Copy every line of the records below where the word "first" occurs.
━━ PROVIDED RECORDS
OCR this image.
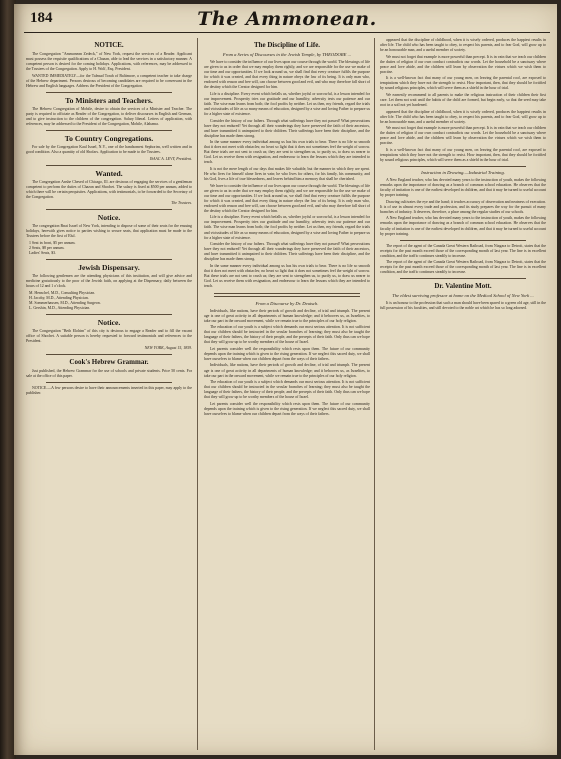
184	The Ammonean.
NOTICE.

The Congregation "Ammonean Zedeck," of New York, request the services of a Reader. Applicant must possess the requisite qualifications of a Chazan, able to lead the services in a satisfactory manner. A competent person is desired for the coming holidays. Applications, with references, may be addressed to the Trustees of the Congregation. Apply to H. Wolf, Esq. President.

WANTED IMMEDIATELY—for the Talmud Torah of Baltimore, a competent teacher to take charge of the Hebrew department. Persons desirous of becoming candidates are required to be conversant in the Hebrew and English languages. Address the President of the Congregation.

To Ministers and Teachers.

The Hebrew Congregation of Mobile, desire to obtain the services of a Minister and Teacher. The party is required to officiate as Reader of the Congregation, to deliver discourses in English and German, and to give instruction to the children of the congregation. Salary liberal. Letters of application, with references, may be addressed to the President of the Congregation, Mobile, Alabama.

To Country Congregations.

For sale by the Congregation Kaal Israel, N.Y., one of the handsomest Sephorim, well written and in good condition. Also a quantity of old Shofars. Application to be made to the Trustees.

ISAAC A. LEVY, President.
Wanted.

The Congregation Anshe Chesed of Chicago, Ill. are desirous of engaging the services of a gentleman competent to perform the duties of Chazan and Shochet. The salary is fixed at $500 per annum, added to which there will be certain perquisites. Applications, with testimonials, to be forwarded to the Secretary of the Congregation.

The Trustees.
Notice.

The congregation Bnai Israel of New York, intending to dispose of some of their seats for the ensuing holidays, herewith gives notice to parties wishing to secure seats, that application must be made to the Trustees before the first of Elul.

1 Seat in front, $5 per annum.
2 Seats, $8 per annum.
Ladies' Seats, $3.
Jewish Dispensary.

The following gentlemen are the attending physicians of this institution, and will give advice and medicine gratuitously to the poor of the Jewish faith, on applying at the Dispensary, daily between the hours of 12 and 1 o'clock.

M. Henschel, M.D., Consulting Physician.
H. Jacoby, M.D., Attending Physician.
M. Sommerhausen, M.D., Attending Surgeon.
L. Gershin, M.D., Attending Physician.
Notice.

The Congregation "Beth Elohim" of this city is desirous to engage a Reader and to fill the vacant office of Shochet. A suitable person is hereby requested to forward testimonials and references to the President.

NEW YORK, August 15, 1859.
Cook's Hebrew Grammar.

Just published, the Hebrew Grammar for the use of schools and private students. Price 50 cents. For sale at the office of this paper.

NOTICE.—A few persons desire to have their announcements inserted in this paper, may apply to the publisher.

The Discipline of Life.
From a Series of Discourses in the Jewish Temple, by THEODORE ...

We have to consider the influence of our lives upon our course through the world. The blessings of life are given to us in order that we may employ them rightly, and we are responsible for the use we make of our time and our opportunities. If we look around us, we shall find that every creature fulfils the purpose for which it was created, and that every thing in nature obeys the law of its being. It is only man who, endowed with reason and free will, can choose between good and evil, and who may therefore fall short of the destiny which the Creator designed for him.

Life is a discipline. Every event which befalls us, whether joyful or sorrowful, is a lesson intended for our improvement. Prosperity tries our gratitude and our humility; adversity tests our patience and our faith. The wise man learns from both; the fool profits by neither. Let us then, my friends, regard the trials and vicissitudes of life as so many means of education, designed by a wise and loving Father to prepare us for a higher state of existence.

Consider the history of our fathers. Through what sufferings have they not passed! What persecutions have they not endured! Yet through all their wanderings they have preserved the faith of their ancestors, and have transmitted it unimpaired to their children. Their sufferings have been their discipline, and the discipline has made them strong.

In the same manner every individual among us has his own trials to bear. There is no life so smooth that it does not meet with obstacles; no heart so light that it does not sometimes feel the weight of sorrow. But these trials are not sent to crush us; they are sent to strengthen us, to purify us, to draw us nearer to God. Let us receive them with resignation, and endeavour to learn the lessons which they are intended to teach.

It is not the mere length of our days that makes life valuable, but the manner in which they are spent. He who lives for himself alone lives in vain; he who lives for others, for his family, his community, and his God, lives a life of true blessedness, and leaves behind him a memory that shall be cherished.

We have to consider the influence of our lives upon our course through the world. The blessings of life are given to us in order that we may employ them rightly, and we are responsible for the use we make of our time and our opportunities. If we look around us, we shall find that every creature fulfils the purpose for which it was created, and that every thing in nature obeys the law of its being. It is only man who, endowed with reason and free will, can choose between good and evil, and who may therefore fall short of the destiny which the Creator designed for him.

Life is a discipline. Every event which befalls us, whether joyful or sorrowful, is a lesson intended for our improvement. Prosperity tries our gratitude and our humility; adversity tests our patience and our faith. The wise man learns from both; the fool profits by neither. Let us then, my friends, regard the trials and vicissitudes of life as so many means of education, designed by a wise and loving Father to prepare us for a higher state of existence.

Consider the history of our fathers. Through what sufferings have they not passed! What persecutions have they not endured! Yet through all their wanderings they have preserved the faith of their ancestors, and have transmitted it unimpaired to their children. Their sufferings have been their discipline, and the discipline has made them strong.

In the same manner every individual among us has his own trials to bear. There is no life so smooth that it does not meet with obstacles; no heart so light that it does not sometimes feel the weight of sorrow. But these trials are not sent to crush us; they are sent to strengthen us, to purify us, to draw us nearer to God. Let us receive them with resignation, and endeavour to learn the lessons which they are intended to teach.

From a Discourse by Dr. Deutsch.

Individuals, like nations, have their periods of growth and decline, of trial and triumph. The present age is one of great activity in all departments of human knowledge; and it behooves us, as Israelites, to take our part in the onward movement, while we remain true to the principles of our holy religion.

The education of our youth is a subject which demands our most serious attention. It is not sufficient that our children should be instructed in the secular branches of learning; they must also be taught the language of their fathers, the history of their people, and the precepts of their faith. Only thus can we hope that they will grow up to be worthy members of the house of Israel.

Let parents consider well the responsibility which rests upon them. The future of our community depends upon the training which is given to the rising generation. If we neglect this sacred duty, we shall have ourselves to blame when our children depart from the ways of their fathers.

Individuals, like nations, have their periods of growth and decline, of trial and triumph. The present age is one of great activity in all departments of human knowledge; and it behooves us, as Israelites, to take our part in the onward movement, while we remain true to the principles of our holy religion.

The education of our youth is a subject which demands our most serious attention. It is not sufficient that our children should be instructed in the secular branches of learning; they must also be taught the language of their fathers, the history of their people, and the precepts of their faith. Only thus can we hope that they will grow up to be worthy members of the house of Israel.

Let parents consider well the responsibility which rests upon them. The future of our community depends upon the training which is given to the rising generation. If we neglect this sacred duty, we shall have ourselves to blame when our children depart from the ways of their fathers.

appeared that the discipline of childhood, when it is wisely ordered, produces the happiest results in after life. The child who has been taught to obey, to respect his parents, and to fear God, will grow up to be an honourable man, and a useful member of society.

We must not forget that example is more powerful than precept. It is in vain that we teach our children the duties of religion if our own conduct contradicts our words. Let the household be a sanctuary where peace and love abide, and the children will learn by observation the virtues which we wish them to practise.

It is a well-known fact that many of our young men, on leaving the parental roof, are exposed to temptations which they have not the strength to resist. How important, then, that they should be fortified by sound religious principles, which will serve them as a shield in the hour of trial.

We earnestly recommend to all parents to make the religious instruction of their children their first care. Let them not wait until the habits of the child are formed, but begin early, so that the seed may take root in a soil not yet hardened.

appeared that the discipline of childhood, when it is wisely ordered, produces the happiest results in after life. The child who has been taught to obey, to respect his parents, and to fear God, will grow up to be an honourable man, and a useful member of society.

We must not forget that example is more powerful than precept. It is in vain that we teach our children the duties of religion if our own conduct contradicts our words. Let the household be a sanctuary where peace and love abide, and the children will learn by observation the virtues which we wish them to practise.

It is a well-known fact that many of our young men, on leaving the parental roof, are exposed to temptations which they have not the strength to resist. How important, then, that they should be fortified by sound religious principles, which will serve them as a shield in the hour of trial.

Instruction in Drawing.—Industrial Training.

A New England teacher, who has devoted many years to the instruction of youth, makes the following remarks upon the importance of drawing as a branch of common school education. He observes that the faculty of imitation is one of the earliest developed in children, and that it may be turned to useful account by proper training.

Drawing cultivates the eye and the hand; it teaches accuracy of observation and neatness of execution. It is of use in almost every trade and profession, and its study prepares the way for the pursuit of many branches of industry. It deserves, therefore, a place among the regular studies of our schools.

A New England teacher, who has devoted many years to the instruction of youth, makes the following remarks upon the importance of drawing as a branch of common school education. He observes that the faculty of imitation is one of the earliest developed in children, and that it may be turned to useful account by proper training.

The report of the agent of the Canada Great Western Railroad, from Niagara to Detroit, states that the receipts for the past month exceed those of the corresponding month of last year. The line is in excellent condition, and the traffic continues steadily to increase.

The report of the agent of the Canada Great Western Railroad, from Niagara to Detroit, states that the receipts for the past month exceed those of the corresponding month of last year. The line is in excellent condition, and the traffic continues steadily to increase.

Dr. Valentine Mott.
The eldest surviving professor at home on the Medical School of New York ...

It is an honour to the profession that such a man should have been spared to a green old age, still in the full possession of his faculties, and still devoted to the noble art which he has so long adorned.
━━━━
EXERCISE RESULT:
The congregation Bnai Israel of New York, intending to dispose of some of their seats for the ensuing holidays, herewith gives notice to parties wishing to secure seats, that application must be made to the Trustees before the first of Elul.
We earnestly recommend to all parents to make the religious instruction of their children their first care. Let them not wait until the habits of the child are formed, but begin early, so that the seed may take root in a soil not yet hardened.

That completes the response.